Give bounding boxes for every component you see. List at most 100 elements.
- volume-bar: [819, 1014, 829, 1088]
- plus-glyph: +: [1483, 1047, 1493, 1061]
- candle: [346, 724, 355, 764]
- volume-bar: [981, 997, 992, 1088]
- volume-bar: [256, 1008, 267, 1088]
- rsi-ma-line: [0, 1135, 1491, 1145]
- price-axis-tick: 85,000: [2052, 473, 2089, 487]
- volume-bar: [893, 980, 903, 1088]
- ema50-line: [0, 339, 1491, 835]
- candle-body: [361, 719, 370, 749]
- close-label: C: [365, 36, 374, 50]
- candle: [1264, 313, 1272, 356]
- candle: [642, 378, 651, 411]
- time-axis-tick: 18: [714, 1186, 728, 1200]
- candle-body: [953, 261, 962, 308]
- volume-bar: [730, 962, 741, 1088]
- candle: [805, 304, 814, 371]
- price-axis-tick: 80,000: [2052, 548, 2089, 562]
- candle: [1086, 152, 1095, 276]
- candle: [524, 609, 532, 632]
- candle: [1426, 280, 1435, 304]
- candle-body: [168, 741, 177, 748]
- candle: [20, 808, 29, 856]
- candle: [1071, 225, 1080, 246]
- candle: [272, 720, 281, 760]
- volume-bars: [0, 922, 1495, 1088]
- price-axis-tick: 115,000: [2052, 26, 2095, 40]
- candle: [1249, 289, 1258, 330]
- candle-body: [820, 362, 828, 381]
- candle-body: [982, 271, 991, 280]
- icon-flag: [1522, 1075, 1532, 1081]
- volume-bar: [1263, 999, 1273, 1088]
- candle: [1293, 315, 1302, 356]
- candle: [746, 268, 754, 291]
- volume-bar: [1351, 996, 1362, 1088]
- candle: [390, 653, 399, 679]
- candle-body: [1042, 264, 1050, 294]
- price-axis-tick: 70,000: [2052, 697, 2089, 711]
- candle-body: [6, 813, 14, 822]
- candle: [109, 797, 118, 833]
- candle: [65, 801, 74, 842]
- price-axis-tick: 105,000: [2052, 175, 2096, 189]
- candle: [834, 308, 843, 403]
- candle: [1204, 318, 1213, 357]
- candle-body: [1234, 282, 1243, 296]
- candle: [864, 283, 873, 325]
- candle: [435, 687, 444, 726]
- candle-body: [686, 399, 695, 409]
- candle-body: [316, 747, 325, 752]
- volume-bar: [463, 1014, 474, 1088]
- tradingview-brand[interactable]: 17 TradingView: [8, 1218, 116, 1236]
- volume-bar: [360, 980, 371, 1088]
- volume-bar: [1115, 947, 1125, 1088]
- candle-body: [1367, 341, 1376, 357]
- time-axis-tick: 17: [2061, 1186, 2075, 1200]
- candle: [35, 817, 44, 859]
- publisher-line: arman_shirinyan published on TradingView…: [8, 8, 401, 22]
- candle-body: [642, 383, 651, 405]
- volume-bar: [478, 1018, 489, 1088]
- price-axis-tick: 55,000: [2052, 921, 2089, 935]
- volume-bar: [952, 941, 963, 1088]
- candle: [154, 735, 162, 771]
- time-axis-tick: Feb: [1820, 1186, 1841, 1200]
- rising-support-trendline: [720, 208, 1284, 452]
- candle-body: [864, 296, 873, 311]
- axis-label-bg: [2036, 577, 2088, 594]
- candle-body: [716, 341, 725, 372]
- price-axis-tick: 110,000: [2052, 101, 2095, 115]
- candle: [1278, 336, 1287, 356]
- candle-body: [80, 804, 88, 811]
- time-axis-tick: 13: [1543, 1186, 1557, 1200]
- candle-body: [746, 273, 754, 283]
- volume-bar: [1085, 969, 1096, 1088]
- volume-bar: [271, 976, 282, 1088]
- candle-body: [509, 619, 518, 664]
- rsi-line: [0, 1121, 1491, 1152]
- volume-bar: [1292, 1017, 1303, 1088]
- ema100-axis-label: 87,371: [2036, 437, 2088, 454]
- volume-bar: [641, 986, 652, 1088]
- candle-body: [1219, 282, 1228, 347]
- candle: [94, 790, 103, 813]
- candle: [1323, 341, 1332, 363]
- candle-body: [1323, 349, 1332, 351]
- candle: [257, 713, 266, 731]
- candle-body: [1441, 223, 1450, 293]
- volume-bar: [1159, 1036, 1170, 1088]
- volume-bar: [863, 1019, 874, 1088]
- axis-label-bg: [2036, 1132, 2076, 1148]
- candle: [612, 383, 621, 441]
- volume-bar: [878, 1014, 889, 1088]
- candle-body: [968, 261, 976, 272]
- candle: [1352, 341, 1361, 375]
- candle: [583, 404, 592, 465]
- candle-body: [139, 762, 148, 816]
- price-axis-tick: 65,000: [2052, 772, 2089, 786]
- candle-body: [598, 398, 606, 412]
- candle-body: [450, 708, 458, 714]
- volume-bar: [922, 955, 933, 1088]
——
DIRECTIVE: Pull out every row above and reproduce them verbatim, in their original order.

TASK RESPONSE:
Give bounding boxes for every component you see. List at most 100 elements.
- volume-bar: [819, 1014, 829, 1088]
- plus-glyph: +: [1483, 1047, 1493, 1061]
- candle: [346, 724, 355, 764]
- volume-bar: [981, 997, 992, 1088]
- volume-bar: [256, 1008, 267, 1088]
- rsi-ma-line: [0, 1135, 1491, 1145]
- price-axis-tick: 85,000: [2052, 473, 2089, 487]
- volume-bar: [893, 980, 903, 1088]
- ema50-line: [0, 339, 1491, 835]
- candle-body: [361, 719, 370, 749]
- close-label: C: [365, 36, 374, 50]
- candle: [1264, 313, 1272, 356]
- candle: [642, 378, 651, 411]
- time-axis-tick: 18: [714, 1186, 728, 1200]
- candle-body: [953, 261, 962, 308]
- volume-bar: [730, 962, 741, 1088]
- candle: [805, 304, 814, 371]
- price-axis-tick: 80,000: [2052, 548, 2089, 562]
- candle: [1086, 152, 1095, 276]
- candle: [524, 609, 532, 632]
- candle: [1426, 280, 1435, 304]
- candle-body: [168, 741, 177, 748]
- candle: [20, 808, 29, 856]
- candle: [1071, 225, 1080, 246]
- candle: [272, 720, 281, 760]
- volume-bars: [0, 922, 1495, 1088]
- price-axis-tick: 115,000: [2052, 26, 2095, 40]
- candle: [1249, 289, 1258, 330]
- candle-body: [820, 362, 828, 381]
- candle-body: [982, 271, 991, 280]
- icon-flag: [1522, 1075, 1532, 1081]
- volume-bar: [1263, 999, 1273, 1088]
- candle: [1293, 315, 1302, 356]
- candle: [746, 268, 754, 291]
- volume-bar: [1351, 996, 1362, 1088]
- candle: [390, 653, 399, 679]
- candle-body: [1042, 264, 1050, 294]
- price-axis-tick: 70,000: [2052, 697, 2089, 711]
- candle-body: [6, 813, 14, 822]
- candle: [109, 797, 118, 833]
- candle: [65, 801, 74, 842]
- price-axis-tick: 105,000: [2052, 175, 2096, 189]
- candle: [834, 308, 843, 403]
- candle: [1204, 318, 1213, 357]
- candle-body: [1234, 282, 1243, 296]
- candle: [864, 283, 873, 325]
- candle: [435, 687, 444, 726]
- candle-body: [686, 399, 695, 409]
- candle-body: [316, 747, 325, 752]
- volume-bar: [463, 1014, 474, 1088]
- tradingview-brand[interactable]: 17 TradingView: [8, 1218, 116, 1236]
- volume-bar: [360, 980, 371, 1088]
- volume-bar: [1115, 947, 1125, 1088]
- candle-body: [1367, 341, 1376, 357]
- time-axis-tick: 17: [2061, 1186, 2075, 1200]
- candle: [35, 817, 44, 859]
- publisher-line: arman_shirinyan published on TradingView…: [8, 8, 401, 22]
- candle-body: [642, 383, 651, 405]
- volume-bar: [478, 1018, 489, 1088]
- price-axis-tick: 55,000: [2052, 921, 2089, 935]
- volume-bar: [952, 941, 963, 1088]
- candle: [154, 735, 162, 771]
- time-axis-tick: Feb: [1820, 1186, 1841, 1200]
- rising-support-trendline: [720, 208, 1284, 452]
- candle-body: [864, 296, 873, 311]
- axis-label-bg: [2036, 577, 2088, 594]
- candle-body: [716, 341, 725, 372]
- price-axis-tick: 110,000: [2052, 101, 2095, 115]
- candle: [1278, 336, 1287, 356]
- candle-body: [80, 804, 88, 811]
- time-axis-tick: 13: [1543, 1186, 1557, 1200]
- candle-body: [746, 273, 754, 283]
- volume-bar: [1085, 969, 1096, 1088]
- volume-bar: [271, 976, 282, 1088]
- candle-body: [509, 619, 518, 664]
- rsi-line: [0, 1121, 1491, 1152]
- volume-bar: [1292, 1017, 1303, 1088]
- ema100-axis-label: 87,371: [2036, 437, 2088, 454]
- volume-bar: [641, 986, 652, 1088]
- candle-body: [1219, 282, 1228, 347]
- candle: [94, 790, 103, 813]
- candle: [1323, 341, 1332, 363]
- candle-body: [1323, 349, 1332, 351]
- candle: [257, 713, 266, 731]
- candle-body: [1441, 223, 1450, 293]
- volume-bar: [1159, 1036, 1170, 1088]
- volume-bar: [863, 1019, 874, 1088]
- axis-label-bg: [2036, 1132, 2076, 1148]
- candle: [612, 383, 621, 441]
- volume-bar: [878, 1014, 889, 1088]
- candle-body: [968, 261, 976, 272]
- candle: [1352, 341, 1361, 375]
- candle: [583, 404, 592, 465]
- candle-body: [139, 762, 148, 816]
- price-axis-tick: 65,000: [2052, 772, 2089, 786]
- candle-body: [598, 398, 606, 412]
- candle-body: [450, 708, 458, 714]
- volume-bar: [922, 955, 933, 1088]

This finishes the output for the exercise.